### SOURCE DATA
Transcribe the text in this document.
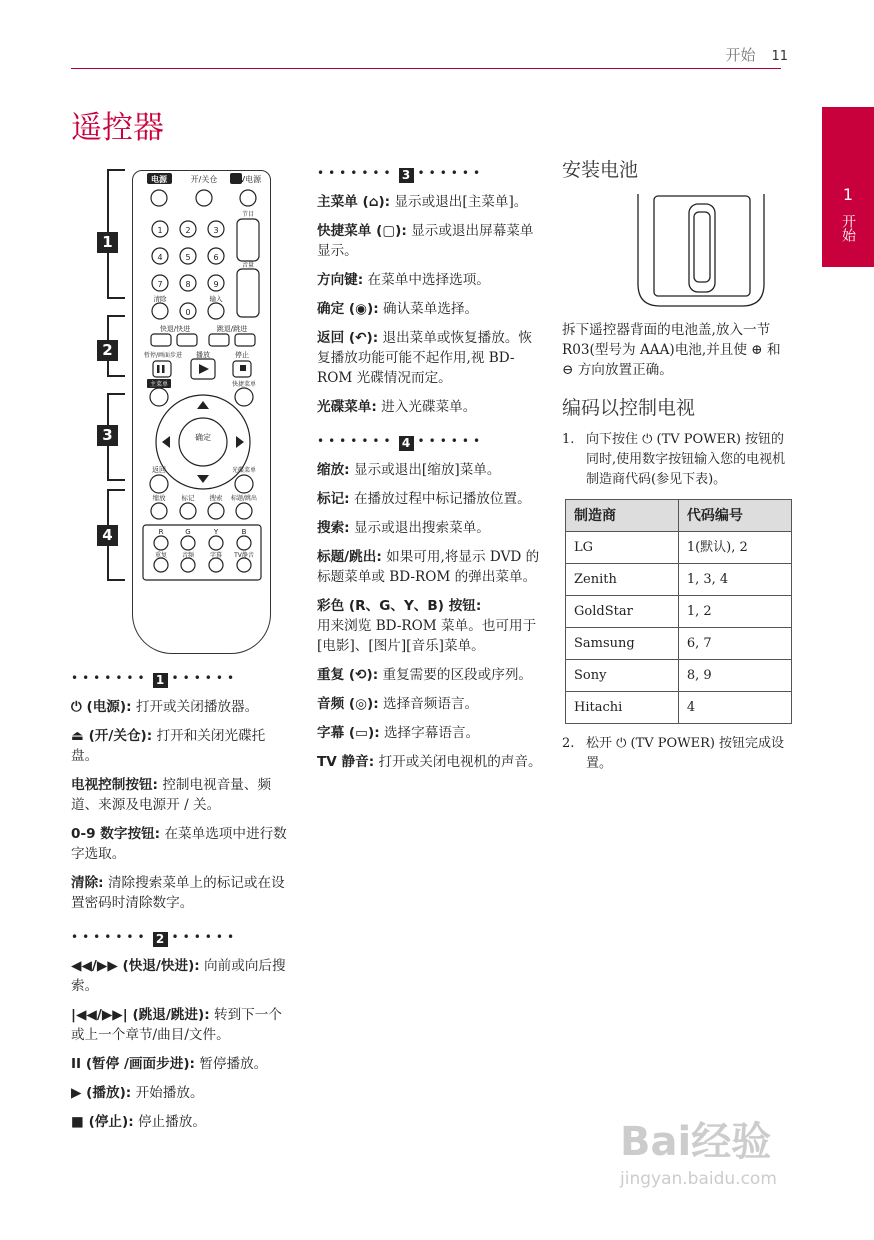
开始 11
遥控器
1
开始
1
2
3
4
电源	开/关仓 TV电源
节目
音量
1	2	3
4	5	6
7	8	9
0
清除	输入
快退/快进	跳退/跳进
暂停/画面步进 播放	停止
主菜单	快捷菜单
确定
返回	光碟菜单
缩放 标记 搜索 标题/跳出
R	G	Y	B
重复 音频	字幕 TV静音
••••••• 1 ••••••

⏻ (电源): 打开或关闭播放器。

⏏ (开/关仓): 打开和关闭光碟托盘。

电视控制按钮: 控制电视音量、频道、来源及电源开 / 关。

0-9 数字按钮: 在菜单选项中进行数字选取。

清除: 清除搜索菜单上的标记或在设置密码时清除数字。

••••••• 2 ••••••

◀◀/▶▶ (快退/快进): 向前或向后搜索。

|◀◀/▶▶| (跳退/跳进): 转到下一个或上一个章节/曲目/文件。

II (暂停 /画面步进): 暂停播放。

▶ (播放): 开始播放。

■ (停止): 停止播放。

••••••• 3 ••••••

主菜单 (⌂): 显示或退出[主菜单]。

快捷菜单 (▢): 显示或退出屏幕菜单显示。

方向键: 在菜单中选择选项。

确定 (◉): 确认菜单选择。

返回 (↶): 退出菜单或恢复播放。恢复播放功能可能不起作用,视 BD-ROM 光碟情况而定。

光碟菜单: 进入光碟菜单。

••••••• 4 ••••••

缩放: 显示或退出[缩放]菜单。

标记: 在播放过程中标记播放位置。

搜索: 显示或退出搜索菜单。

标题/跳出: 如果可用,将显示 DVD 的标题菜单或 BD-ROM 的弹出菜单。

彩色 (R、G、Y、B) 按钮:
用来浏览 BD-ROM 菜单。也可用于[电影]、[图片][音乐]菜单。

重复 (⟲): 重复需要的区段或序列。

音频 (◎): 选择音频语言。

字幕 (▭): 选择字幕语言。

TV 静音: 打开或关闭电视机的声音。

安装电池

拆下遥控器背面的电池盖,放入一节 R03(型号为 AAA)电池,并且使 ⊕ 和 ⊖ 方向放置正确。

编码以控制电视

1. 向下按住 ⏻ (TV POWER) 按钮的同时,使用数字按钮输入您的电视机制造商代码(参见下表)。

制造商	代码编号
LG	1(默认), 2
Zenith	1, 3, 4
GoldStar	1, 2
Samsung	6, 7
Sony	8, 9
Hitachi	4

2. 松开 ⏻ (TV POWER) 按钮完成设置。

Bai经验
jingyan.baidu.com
...
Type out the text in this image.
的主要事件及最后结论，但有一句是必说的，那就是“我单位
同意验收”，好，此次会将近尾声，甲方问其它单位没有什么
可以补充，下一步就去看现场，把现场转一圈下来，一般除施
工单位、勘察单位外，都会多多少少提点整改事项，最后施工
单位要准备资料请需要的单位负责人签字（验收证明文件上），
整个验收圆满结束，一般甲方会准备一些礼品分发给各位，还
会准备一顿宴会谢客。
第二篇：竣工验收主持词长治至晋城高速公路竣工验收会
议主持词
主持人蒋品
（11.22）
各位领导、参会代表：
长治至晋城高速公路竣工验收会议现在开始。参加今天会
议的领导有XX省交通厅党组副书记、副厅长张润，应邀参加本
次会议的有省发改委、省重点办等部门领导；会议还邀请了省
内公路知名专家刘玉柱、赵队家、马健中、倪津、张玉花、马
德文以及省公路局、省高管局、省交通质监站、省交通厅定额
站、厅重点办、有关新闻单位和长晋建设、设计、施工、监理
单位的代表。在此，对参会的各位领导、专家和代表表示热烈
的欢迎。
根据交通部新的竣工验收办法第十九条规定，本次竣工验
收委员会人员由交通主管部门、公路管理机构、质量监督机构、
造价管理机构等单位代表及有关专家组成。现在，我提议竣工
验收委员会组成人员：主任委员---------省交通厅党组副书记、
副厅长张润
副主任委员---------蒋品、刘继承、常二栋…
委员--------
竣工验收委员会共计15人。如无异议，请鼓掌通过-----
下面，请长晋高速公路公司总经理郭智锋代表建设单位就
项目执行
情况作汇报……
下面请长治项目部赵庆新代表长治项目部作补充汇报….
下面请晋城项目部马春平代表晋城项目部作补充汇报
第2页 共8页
* * *
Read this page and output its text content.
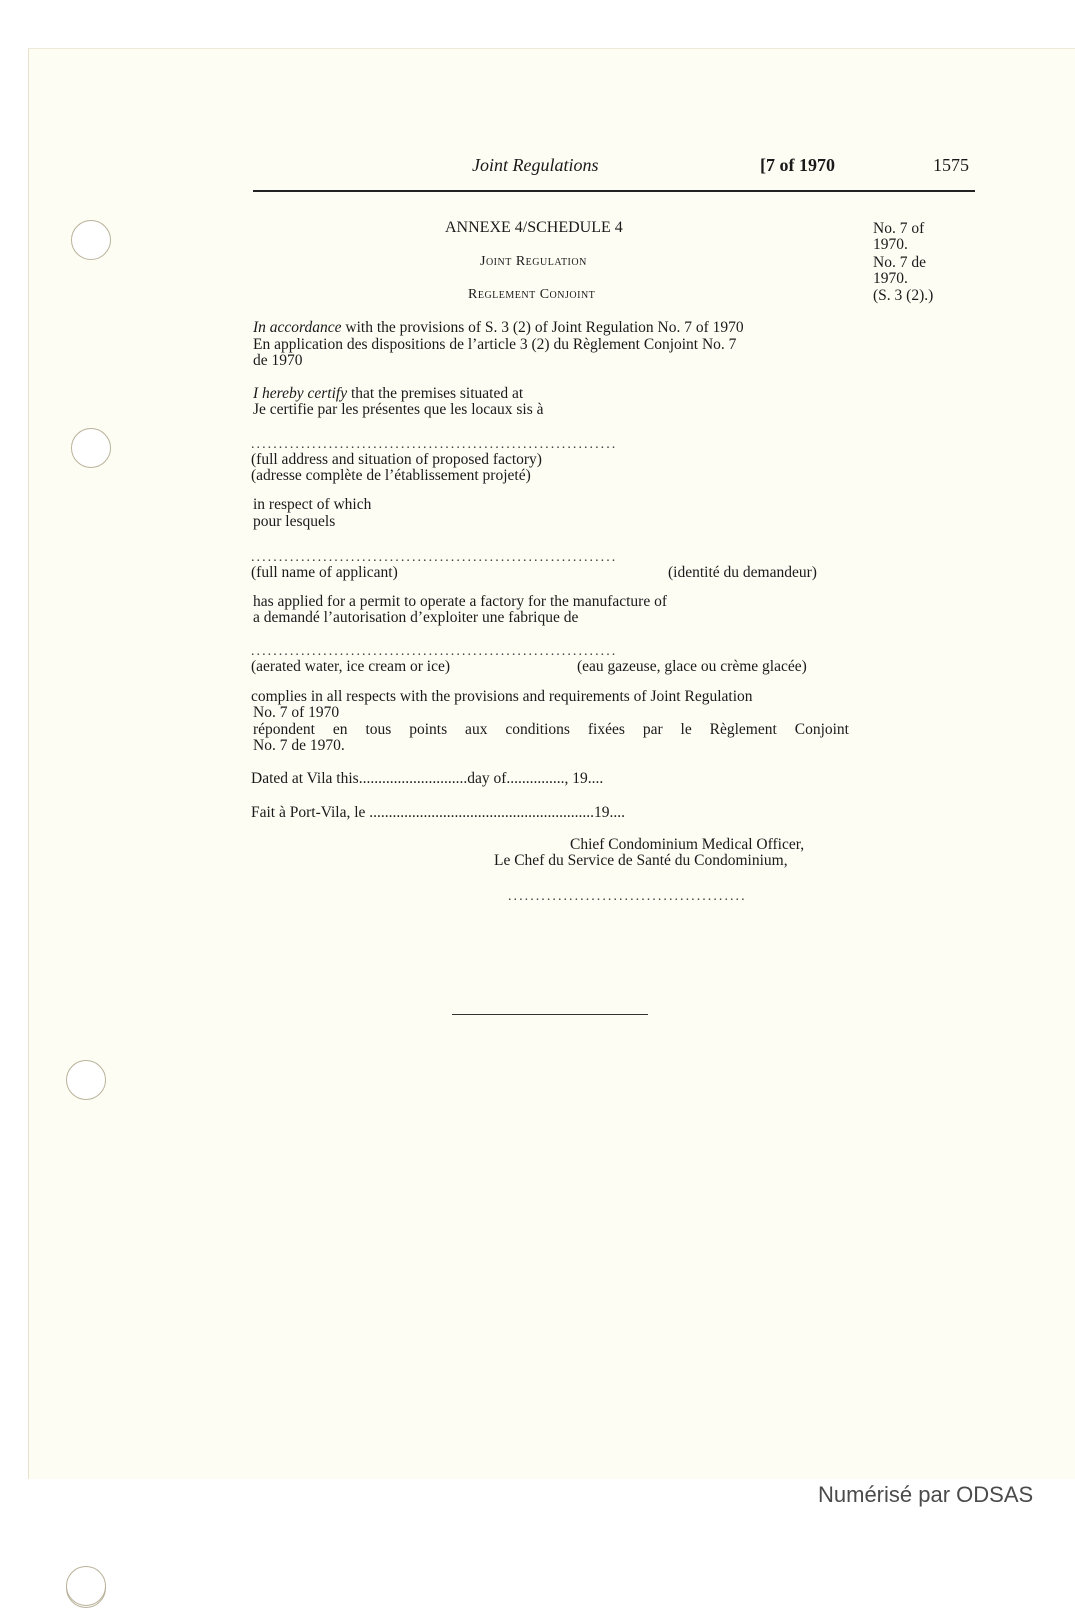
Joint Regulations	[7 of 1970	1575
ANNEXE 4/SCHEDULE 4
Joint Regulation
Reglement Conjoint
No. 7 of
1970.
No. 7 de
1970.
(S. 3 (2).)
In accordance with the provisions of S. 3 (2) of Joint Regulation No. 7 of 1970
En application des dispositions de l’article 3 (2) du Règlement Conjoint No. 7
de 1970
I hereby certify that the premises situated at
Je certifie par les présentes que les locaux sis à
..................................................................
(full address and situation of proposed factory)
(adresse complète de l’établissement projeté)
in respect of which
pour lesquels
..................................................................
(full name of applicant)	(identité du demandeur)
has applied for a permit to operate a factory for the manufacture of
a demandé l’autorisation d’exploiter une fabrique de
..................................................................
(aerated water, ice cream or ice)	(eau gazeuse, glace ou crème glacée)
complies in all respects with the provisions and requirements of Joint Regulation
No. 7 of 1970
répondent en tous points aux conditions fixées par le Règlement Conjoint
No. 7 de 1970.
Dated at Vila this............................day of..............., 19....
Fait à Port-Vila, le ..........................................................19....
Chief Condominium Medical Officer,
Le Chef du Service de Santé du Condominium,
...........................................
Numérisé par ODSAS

### WRITTEN REQUEST
Make a copy of each line that contains the string "副厅长张润".

### THE SOLUTION
议的领导有XX省交通厅党组副书记、副厅长张润，应邀参加本
副厅长张润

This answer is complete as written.